Tell how many lines in the data below include the word "Kumla". The answer is the number only.

[Exercise materials Boundary: Start]

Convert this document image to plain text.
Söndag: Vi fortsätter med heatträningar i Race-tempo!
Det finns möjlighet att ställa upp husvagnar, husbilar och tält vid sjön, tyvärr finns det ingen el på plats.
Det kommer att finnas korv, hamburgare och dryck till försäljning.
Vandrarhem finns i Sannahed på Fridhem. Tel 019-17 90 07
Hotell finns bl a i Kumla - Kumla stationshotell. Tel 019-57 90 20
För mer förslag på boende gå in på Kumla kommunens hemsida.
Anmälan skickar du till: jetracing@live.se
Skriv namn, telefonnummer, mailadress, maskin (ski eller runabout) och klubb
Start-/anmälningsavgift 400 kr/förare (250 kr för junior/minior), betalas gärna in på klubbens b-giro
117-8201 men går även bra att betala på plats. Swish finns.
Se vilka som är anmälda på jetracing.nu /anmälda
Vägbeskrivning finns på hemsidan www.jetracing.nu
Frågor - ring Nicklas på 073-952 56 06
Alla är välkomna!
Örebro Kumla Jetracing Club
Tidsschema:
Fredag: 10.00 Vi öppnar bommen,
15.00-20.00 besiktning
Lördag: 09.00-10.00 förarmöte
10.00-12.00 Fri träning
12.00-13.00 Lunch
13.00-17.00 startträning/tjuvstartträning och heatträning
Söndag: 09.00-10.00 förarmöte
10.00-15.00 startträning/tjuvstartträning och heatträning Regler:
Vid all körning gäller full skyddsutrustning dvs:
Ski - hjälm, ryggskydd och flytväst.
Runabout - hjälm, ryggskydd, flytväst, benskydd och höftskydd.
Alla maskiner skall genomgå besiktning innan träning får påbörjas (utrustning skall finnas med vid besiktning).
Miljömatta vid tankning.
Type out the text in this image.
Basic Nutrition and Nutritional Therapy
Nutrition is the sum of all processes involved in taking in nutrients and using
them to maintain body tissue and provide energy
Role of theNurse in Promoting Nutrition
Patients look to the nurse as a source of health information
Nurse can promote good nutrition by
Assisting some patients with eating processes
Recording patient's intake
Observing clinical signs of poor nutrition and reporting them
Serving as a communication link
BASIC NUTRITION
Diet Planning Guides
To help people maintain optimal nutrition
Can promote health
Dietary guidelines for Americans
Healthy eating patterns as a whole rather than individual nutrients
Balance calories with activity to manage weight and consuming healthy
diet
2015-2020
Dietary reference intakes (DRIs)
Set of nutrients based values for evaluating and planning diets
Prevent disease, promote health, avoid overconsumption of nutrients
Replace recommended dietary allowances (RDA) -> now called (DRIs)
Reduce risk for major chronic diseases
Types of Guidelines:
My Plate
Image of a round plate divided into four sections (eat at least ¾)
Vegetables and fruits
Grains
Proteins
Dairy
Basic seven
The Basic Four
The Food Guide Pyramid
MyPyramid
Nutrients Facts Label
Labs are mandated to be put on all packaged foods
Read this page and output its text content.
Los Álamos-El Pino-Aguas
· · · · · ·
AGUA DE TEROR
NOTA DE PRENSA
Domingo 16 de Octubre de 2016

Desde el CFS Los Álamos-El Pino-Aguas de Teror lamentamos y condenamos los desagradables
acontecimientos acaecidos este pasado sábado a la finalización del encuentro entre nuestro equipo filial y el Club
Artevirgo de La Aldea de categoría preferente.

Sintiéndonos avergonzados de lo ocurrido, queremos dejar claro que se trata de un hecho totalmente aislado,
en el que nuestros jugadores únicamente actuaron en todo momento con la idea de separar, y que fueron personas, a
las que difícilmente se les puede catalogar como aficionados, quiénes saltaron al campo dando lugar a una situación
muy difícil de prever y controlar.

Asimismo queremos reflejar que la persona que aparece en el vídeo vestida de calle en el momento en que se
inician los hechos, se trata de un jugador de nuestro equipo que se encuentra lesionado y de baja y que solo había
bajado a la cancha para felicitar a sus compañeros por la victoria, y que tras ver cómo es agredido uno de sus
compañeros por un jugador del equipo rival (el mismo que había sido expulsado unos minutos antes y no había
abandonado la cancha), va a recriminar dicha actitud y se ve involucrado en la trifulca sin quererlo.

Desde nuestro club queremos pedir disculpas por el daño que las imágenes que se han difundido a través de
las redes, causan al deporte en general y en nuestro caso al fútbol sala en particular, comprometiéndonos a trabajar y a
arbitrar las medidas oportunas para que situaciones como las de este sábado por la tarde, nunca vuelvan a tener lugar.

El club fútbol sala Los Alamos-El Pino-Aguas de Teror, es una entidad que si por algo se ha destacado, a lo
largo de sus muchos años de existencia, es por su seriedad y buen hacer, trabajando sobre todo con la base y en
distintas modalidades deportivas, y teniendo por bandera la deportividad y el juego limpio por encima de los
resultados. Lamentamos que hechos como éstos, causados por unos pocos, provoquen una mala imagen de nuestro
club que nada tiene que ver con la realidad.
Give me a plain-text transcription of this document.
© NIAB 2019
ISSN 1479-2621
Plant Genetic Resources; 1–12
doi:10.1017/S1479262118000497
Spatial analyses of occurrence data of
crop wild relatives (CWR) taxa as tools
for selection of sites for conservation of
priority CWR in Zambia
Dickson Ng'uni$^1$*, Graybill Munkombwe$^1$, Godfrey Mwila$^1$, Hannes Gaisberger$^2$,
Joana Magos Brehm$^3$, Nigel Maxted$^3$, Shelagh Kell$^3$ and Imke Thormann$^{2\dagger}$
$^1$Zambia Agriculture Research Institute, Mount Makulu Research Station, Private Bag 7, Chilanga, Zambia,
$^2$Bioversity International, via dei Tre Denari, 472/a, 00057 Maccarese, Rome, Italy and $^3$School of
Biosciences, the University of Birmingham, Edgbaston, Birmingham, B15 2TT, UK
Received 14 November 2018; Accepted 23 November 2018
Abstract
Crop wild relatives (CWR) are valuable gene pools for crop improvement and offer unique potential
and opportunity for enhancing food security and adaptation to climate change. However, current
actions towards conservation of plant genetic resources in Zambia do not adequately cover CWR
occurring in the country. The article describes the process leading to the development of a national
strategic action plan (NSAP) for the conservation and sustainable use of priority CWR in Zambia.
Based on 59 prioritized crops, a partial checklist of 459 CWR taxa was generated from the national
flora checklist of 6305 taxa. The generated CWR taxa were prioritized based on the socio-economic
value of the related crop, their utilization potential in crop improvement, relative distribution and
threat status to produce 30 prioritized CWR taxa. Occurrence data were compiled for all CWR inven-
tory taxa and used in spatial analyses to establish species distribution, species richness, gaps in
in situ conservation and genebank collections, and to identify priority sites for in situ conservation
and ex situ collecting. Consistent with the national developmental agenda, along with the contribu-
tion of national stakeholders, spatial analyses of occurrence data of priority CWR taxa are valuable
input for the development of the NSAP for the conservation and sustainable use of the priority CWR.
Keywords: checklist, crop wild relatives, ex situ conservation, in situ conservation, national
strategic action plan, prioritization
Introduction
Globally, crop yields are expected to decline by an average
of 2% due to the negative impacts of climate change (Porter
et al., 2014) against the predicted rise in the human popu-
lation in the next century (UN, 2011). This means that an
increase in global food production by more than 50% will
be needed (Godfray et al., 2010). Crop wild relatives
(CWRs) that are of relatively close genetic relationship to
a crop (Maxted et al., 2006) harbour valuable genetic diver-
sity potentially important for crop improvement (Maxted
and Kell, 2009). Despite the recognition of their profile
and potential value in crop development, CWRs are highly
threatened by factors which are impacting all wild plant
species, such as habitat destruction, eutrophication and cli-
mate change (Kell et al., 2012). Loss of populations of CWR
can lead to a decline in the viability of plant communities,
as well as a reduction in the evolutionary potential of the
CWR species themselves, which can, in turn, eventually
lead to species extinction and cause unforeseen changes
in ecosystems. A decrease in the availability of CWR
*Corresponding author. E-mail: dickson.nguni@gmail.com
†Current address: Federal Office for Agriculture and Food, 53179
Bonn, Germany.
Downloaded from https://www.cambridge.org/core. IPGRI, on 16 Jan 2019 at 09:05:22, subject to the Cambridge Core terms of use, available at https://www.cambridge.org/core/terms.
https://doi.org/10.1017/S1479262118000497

[Exercise materials Boundary: End]

• [Exercise solution]
3